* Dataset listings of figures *
============

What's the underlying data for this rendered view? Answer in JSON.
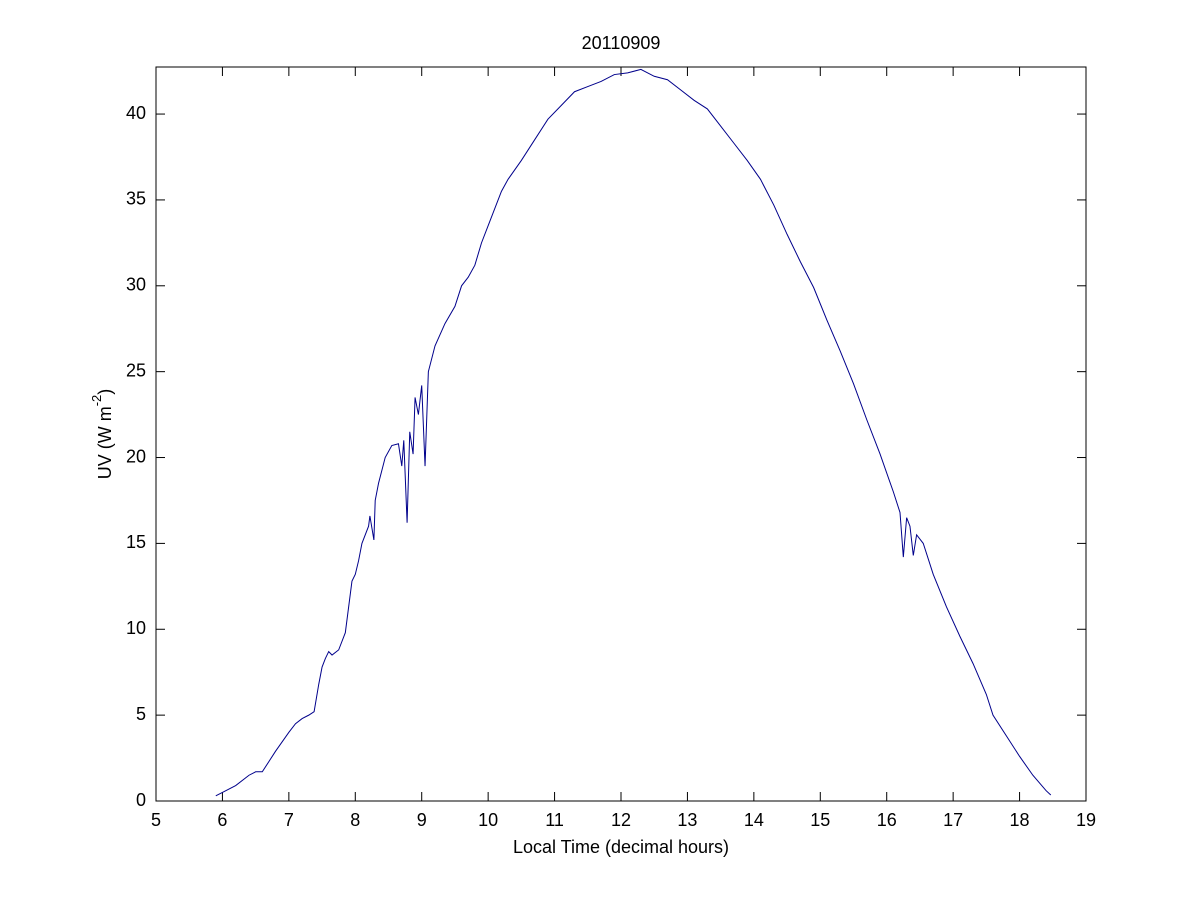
{
  "chart_data": {
    "type": "line",
    "title": "20110909",
    "xlabel": "Local Time (decimal hours)",
    "ylabel": {
      "text": "UV (W m",
      "sup": "-2",
      "end": ")"
    },
    "xlim": [
      5,
      19
    ],
    "ylim": [
      0,
      42.74
    ],
    "xticks": [
      5,
      6,
      7,
      8,
      9,
      10,
      11,
      12,
      13,
      14,
      15,
      16,
      17,
      18,
      19
    ],
    "yticks": [
      0,
      5,
      10,
      15,
      20,
      25,
      30,
      35,
      40
    ],
    "grid": false,
    "series": [
      {
        "color": "#00008B",
        "x": [
          5.9,
          6.0,
          6.2,
          6.4,
          6.5,
          6.6,
          6.7,
          6.8,
          7.0,
          7.1,
          7.2,
          7.3,
          7.38,
          7.45,
          7.5,
          7.55,
          7.6,
          7.65,
          7.75,
          7.85,
          7.95,
          8.0,
          8.05,
          8.1,
          8.2,
          8.22,
          8.28,
          8.3,
          8.35,
          8.45,
          8.55,
          8.65,
          8.7,
          8.73,
          8.78,
          8.82,
          8.87,
          8.9,
          8.95,
          9.0,
          9.05,
          9.1,
          9.2,
          9.35,
          9.5,
          9.6,
          9.7,
          9.8,
          9.9,
          10.0,
          10.2,
          10.3,
          10.5,
          10.7,
          10.9,
          11.1,
          11.3,
          11.5,
          11.7,
          11.9,
          12.1,
          12.3,
          12.5,
          12.7,
          12.9,
          13.1,
          13.3,
          13.5,
          13.7,
          13.9,
          14.1,
          14.3,
          14.5,
          14.7,
          14.9,
          15.1,
          15.3,
          15.5,
          15.7,
          15.9,
          16.1,
          16.2,
          16.25,
          16.3,
          16.35,
          16.4,
          16.45,
          16.55,
          16.7,
          16.9,
          17.1,
          17.3,
          17.5,
          17.6,
          17.8,
          18.0,
          18.2,
          18.4,
          18.47
        ],
        "values": [
          0.3,
          0.5,
          0.9,
          1.5,
          1.7,
          1.7,
          2.3,
          2.9,
          4.0,
          4.5,
          4.8,
          5.0,
          5.2,
          6.8,
          7.8,
          8.3,
          8.7,
          8.5,
          8.8,
          9.8,
          12.8,
          13.2,
          14.0,
          15.0,
          16.0,
          16.6,
          15.2,
          17.5,
          18.5,
          20.0,
          20.7,
          20.8,
          19.5,
          21.0,
          16.2,
          21.5,
          20.2,
          23.5,
          22.5,
          24.2,
          19.5,
          25.0,
          26.5,
          27.8,
          28.8,
          30.0,
          30.5,
          31.2,
          32.5,
          33.5,
          35.5,
          36.2,
          37.3,
          38.5,
          39.7,
          40.5,
          41.3,
          41.6,
          41.9,
          42.3,
          42.4,
          42.6,
          42.2,
          42.0,
          41.4,
          40.8,
          40.3,
          39.3,
          38.3,
          37.3,
          36.2,
          34.7,
          33.0,
          31.4,
          29.9,
          28.0,
          26.2,
          24.3,
          22.2,
          20.2,
          18.0,
          16.8,
          14.2,
          16.5,
          16.0,
          14.3,
          15.5,
          15.0,
          13.2,
          11.3,
          9.6,
          8.0,
          6.2,
          5.0,
          3.8,
          2.6,
          1.5,
          0.6,
          0.35
        ]
      }
    ]
  }
}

============

* What is expected *
Repeat each entry exactly. Pictures do not belong in the copy.

* Written reply *
What's the underlying data for this rendered view? Answer in JSON.
{
  "chart_data": {
    "type": "line",
    "title": "20110909",
    "xlabel": "Local Time (decimal hours)",
    "ylabel": {
      "text": "UV (W m",
      "sup": "-2",
      "end": ")"
    },
    "xlim": [
      5,
      19
    ],
    "ylim": [
      0,
      42.74
    ],
    "xticks": [
      5,
      6,
      7,
      8,
      9,
      10,
      11,
      12,
      13,
      14,
      15,
      16,
      17,
      18,
      19
    ],
    "yticks": [
      0,
      5,
      10,
      15,
      20,
      25,
      30,
      35,
      40
    ],
    "grid": false,
    "series": [
      {
        "color": "#00008B",
        "x": [
          5.9,
          6.0,
          6.2,
          6.4,
          6.5,
          6.6,
          6.7,
          6.8,
          7.0,
          7.1,
          7.2,
          7.3,
          7.38,
          7.45,
          7.5,
          7.55,
          7.6,
          7.65,
          7.75,
          7.85,
          7.95,
          8.0,
          8.05,
          8.1,
          8.2,
          8.22,
          8.28,
          8.3,
          8.35,
          8.45,
          8.55,
          8.65,
          8.7,
          8.73,
          8.78,
          8.82,
          8.87,
          8.9,
          8.95,
          9.0,
          9.05,
          9.1,
          9.2,
          9.35,
          9.5,
          9.6,
          9.7,
          9.8,
          9.9,
          10.0,
          10.2,
          10.3,
          10.5,
          10.7,
          10.9,
          11.1,
          11.3,
          11.5,
          11.7,
          11.9,
          12.1,
          12.3,
          12.5,
          12.7,
          12.9,
          13.1,
          13.3,
          13.5,
          13.7,
          13.9,
          14.1,
          14.3,
          14.5,
          14.7,
          14.9,
          15.1,
          15.3,
          15.5,
          15.7,
          15.9,
          16.1,
          16.2,
          16.25,
          16.3,
          16.35,
          16.4,
          16.45,
          16.55,
          16.7,
          16.9,
          17.1,
          17.3,
          17.5,
          17.6,
          17.8,
          18.0,
          18.2,
          18.4,
          18.47
        ],
        "values": [
          0.3,
          0.5,
          0.9,
          1.5,
          1.7,
          1.7,
          2.3,
          2.9,
          4.0,
          4.5,
          4.8,
          5.0,
          5.2,
          6.8,
          7.8,
          8.3,
          8.7,
          8.5,
          8.8,
          9.8,
          12.8,
          13.2,
          14.0,
          15.0,
          16.0,
          16.6,
          15.2,
          17.5,
          18.5,
          20.0,
          20.7,
          20.8,
          19.5,
          21.0,
          16.2,
          21.5,
          20.2,
          23.5,
          22.5,
          24.2,
          19.5,
          25.0,
          26.5,
          27.8,
          28.8,
          30.0,
          30.5,
          31.2,
          32.5,
          33.5,
          35.5,
          36.2,
          37.3,
          38.5,
          39.7,
          40.5,
          41.3,
          41.6,
          41.9,
          42.3,
          42.4,
          42.6,
          42.2,
          42.0,
          41.4,
          40.8,
          40.3,
          39.3,
          38.3,
          37.3,
          36.2,
          34.7,
          33.0,
          31.4,
          29.9,
          28.0,
          26.2,
          24.3,
          22.2,
          20.2,
          18.0,
          16.8,
          14.2,
          16.5,
          16.0,
          14.3,
          15.5,
          15.0,
          13.2,
          11.3,
          9.6,
          8.0,
          6.2,
          5.0,
          3.8,
          2.6,
          1.5,
          0.6,
          0.35
        ]
      }
    ]
  }
}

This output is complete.